§ **TASK OBJECTIVE**:
Your task is to copy every line of this material exactly.

§ **INFORMATION SHOWN**:
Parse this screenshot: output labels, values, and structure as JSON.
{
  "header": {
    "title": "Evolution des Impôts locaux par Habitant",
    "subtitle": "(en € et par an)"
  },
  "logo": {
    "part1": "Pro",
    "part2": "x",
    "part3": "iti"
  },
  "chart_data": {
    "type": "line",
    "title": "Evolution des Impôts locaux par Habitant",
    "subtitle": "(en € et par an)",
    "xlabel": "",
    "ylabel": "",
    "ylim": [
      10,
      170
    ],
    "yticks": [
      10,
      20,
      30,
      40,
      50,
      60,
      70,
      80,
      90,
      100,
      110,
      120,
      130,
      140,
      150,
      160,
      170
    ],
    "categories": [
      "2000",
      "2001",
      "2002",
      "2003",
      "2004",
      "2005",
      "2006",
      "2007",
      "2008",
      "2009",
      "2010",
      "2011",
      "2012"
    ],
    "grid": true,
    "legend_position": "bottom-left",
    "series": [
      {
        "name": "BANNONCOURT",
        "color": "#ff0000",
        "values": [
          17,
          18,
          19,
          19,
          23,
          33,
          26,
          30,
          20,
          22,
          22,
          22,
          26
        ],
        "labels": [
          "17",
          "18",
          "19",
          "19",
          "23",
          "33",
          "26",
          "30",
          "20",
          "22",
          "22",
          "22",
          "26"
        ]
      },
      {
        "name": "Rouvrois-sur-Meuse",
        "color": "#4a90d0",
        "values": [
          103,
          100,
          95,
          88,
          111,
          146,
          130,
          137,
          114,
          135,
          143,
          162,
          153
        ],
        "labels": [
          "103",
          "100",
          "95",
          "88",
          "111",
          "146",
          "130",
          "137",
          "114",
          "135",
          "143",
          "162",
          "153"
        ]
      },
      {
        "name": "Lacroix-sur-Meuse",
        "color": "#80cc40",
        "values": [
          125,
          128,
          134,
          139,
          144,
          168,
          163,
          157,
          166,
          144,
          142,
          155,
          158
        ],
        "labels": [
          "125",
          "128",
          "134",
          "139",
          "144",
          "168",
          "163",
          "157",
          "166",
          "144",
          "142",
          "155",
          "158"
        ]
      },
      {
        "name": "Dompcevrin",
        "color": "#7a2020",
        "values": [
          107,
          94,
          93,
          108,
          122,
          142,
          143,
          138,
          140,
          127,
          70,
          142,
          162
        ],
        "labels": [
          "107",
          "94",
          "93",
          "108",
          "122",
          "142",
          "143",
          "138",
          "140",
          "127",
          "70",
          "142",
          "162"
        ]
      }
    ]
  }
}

§ **CORRECT RESPONSE**:
Parse this screenshot: output labels, values, and structure as JSON.
{
  "header": {
    "title": "Evolution des Impôts locaux par Habitant",
    "subtitle": "(en € et par an)"
  },
  "logo": {
    "part1": "Pro",
    "part2": "x",
    "part3": "iti"
  },
  "chart_data": {
    "type": "line",
    "title": "Evolution des Impôts locaux par Habitant",
    "subtitle": "(en € et par an)",
    "xlabel": "",
    "ylabel": "",
    "ylim": [
      10,
      170
    ],
    "yticks": [
      10,
      20,
      30,
      40,
      50,
      60,
      70,
      80,
      90,
      100,
      110,
      120,
      130,
      140,
      150,
      160,
      170
    ],
    "categories": [
      "2000",
      "2001",
      "2002",
      "2003",
      "2004",
      "2005",
      "2006",
      "2007",
      "2008",
      "2009",
      "2010",
      "2011",
      "2012"
    ],
    "grid": true,
    "legend_position": "bottom-left",
    "series": [
      {
        "name": "BANNONCOURT",
        "color": "#ff0000",
        "values": [
          17,
          18,
          19,
          19,
          23,
          33,
          26,
          30,
          20,
          22,
          22,
          22,
          26
        ],
        "labels": [
          "17",
          "18",
          "19",
          "19",
          "23",
          "33",
          "26",
          "30",
          "20",
          "22",
          "22",
          "22",
          "26"
        ]
      },
      {
        "name": "Rouvrois-sur-Meuse",
        "color": "#4a90d0",
        "values": [
          103,
          100,
          95,
          88,
          111,
          146,
          130,
          137,
          114,
          135,
          143,
          162,
          153
        ],
        "labels": [
          "103",
          "100",
          "95",
          "88",
          "111",
          "146",
          "130",
          "137",
          "114",
          "135",
          "143",
          "162",
          "153"
        ]
      },
      {
        "name": "Lacroix-sur-Meuse",
        "color": "#80cc40",
        "values": [
          125,
          128,
          134,
          139,
          144,
          168,
          163,
          157,
          166,
          144,
          142,
          155,
          158
        ],
        "labels": [
          "125",
          "128",
          "134",
          "139",
          "144",
          "168",
          "163",
          "157",
          "166",
          "144",
          "142",
          "155",
          "158"
        ]
      },
      {
        "name": "Dompcevrin",
        "color": "#7a2020",
        "values": [
          107,
          94,
          93,
          108,
          122,
          142,
          143,
          138,
          140,
          127,
          70,
          142,
          162
        ],
        "labels": [
          "107",
          "94",
          "93",
          "108",
          "122",
          "142",
          "143",
          "138",
          "140",
          "127",
          "70",
          "142",
          "162"
        ]
      }
    ]
  }
}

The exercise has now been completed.